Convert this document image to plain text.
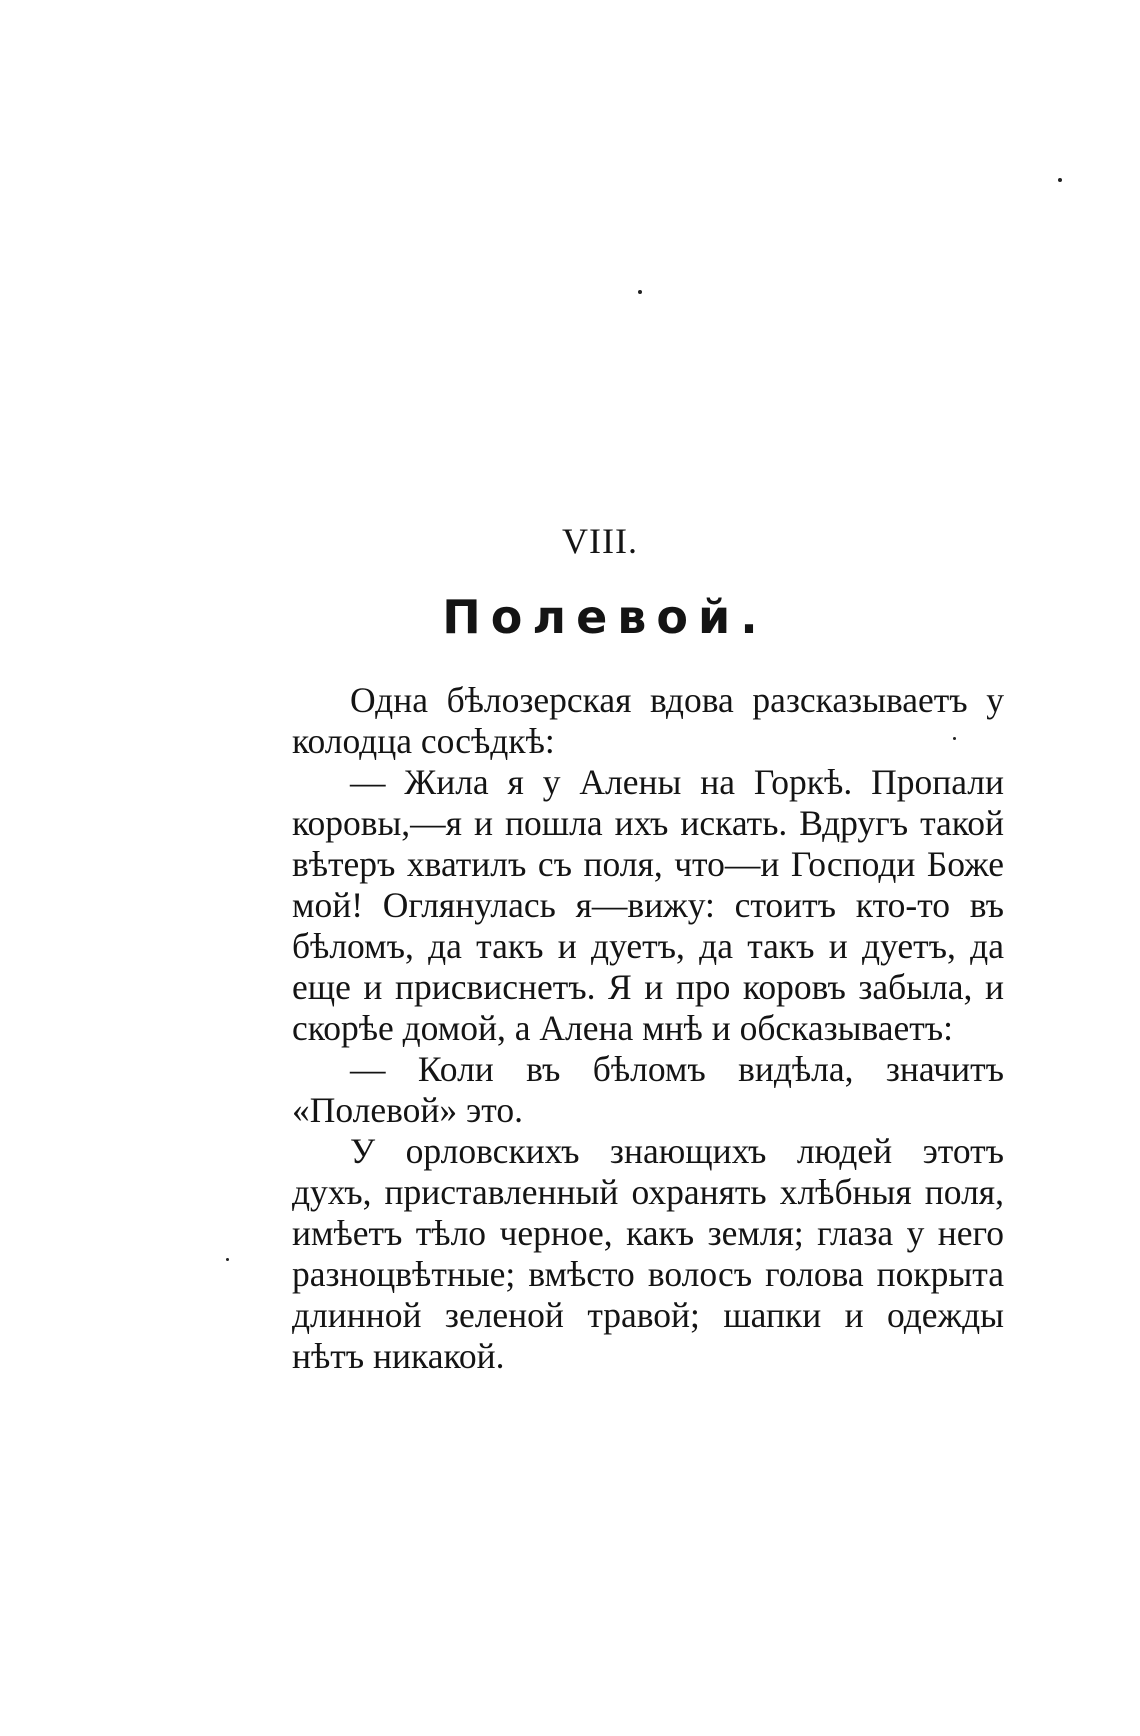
VIII.
Полевой.

Одна бѣлозерская вдова разсказываетъ у колодца сосѣдкѣ:

— Жила я у Алены на Горкѣ. Пропали коровы,—я и пошла ихъ искать. Вдругъ такой вѣтеръ хватилъ съ поля, что—и Господи Боже мой! Оглянулась я—вижу: стоитъ кто-то въ бѣломъ, да такъ и дуетъ, да такъ и дуетъ, да еще и присвиснетъ. Я и про коровъ забыла, и скорѣе домой, а Алена мнѣ и обсказываетъ:

— Коли въ бѣломъ видѣла, значитъ «Полевой» это.

У орловскихъ знающихъ людей этотъ духъ, приставленный охранять хлѣбныя поля, имѣетъ тѣло черное, какъ земля; глаза у него разноцвѣтные; вмѣсто волосъ голова покрыта длинной зеленой травой; шапки и одежды нѣтъ никакой.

● WHAT THE TASK REQUIRES: The listing above needs to be output again exactly. Don't include the pictures.

● THE ANSWER:
Convert this document image to plain text.
VIII.
Полевой.

Одна бѣлозерская вдова разсказываетъ у колодца сосѣдкѣ:

— Жила я у Алены на Горкѣ. Пропали коровы,—я и пошла ихъ искать. Вдругъ такой вѣтеръ хватилъ съ поля, что—и Господи Боже мой! Оглянулась я—вижу: стоитъ кто-то въ бѣломъ, да такъ и дуетъ, да такъ и дуетъ, да еще и присвиснетъ. Я и про коровъ забыла, и скорѣе домой, а Алена мнѣ и обсказываетъ:

— Коли въ бѣломъ видѣла, значитъ «Полевой» это.

У орловскихъ знающихъ людей этотъ духъ, приставленный охранять хлѣбныя поля, имѣетъ тѣло черное, какъ земля; глаза у него разноцвѣтные; вмѣсто волосъ голова покрыта длинной зеленой травой; шапки и одежды нѣтъ никакой.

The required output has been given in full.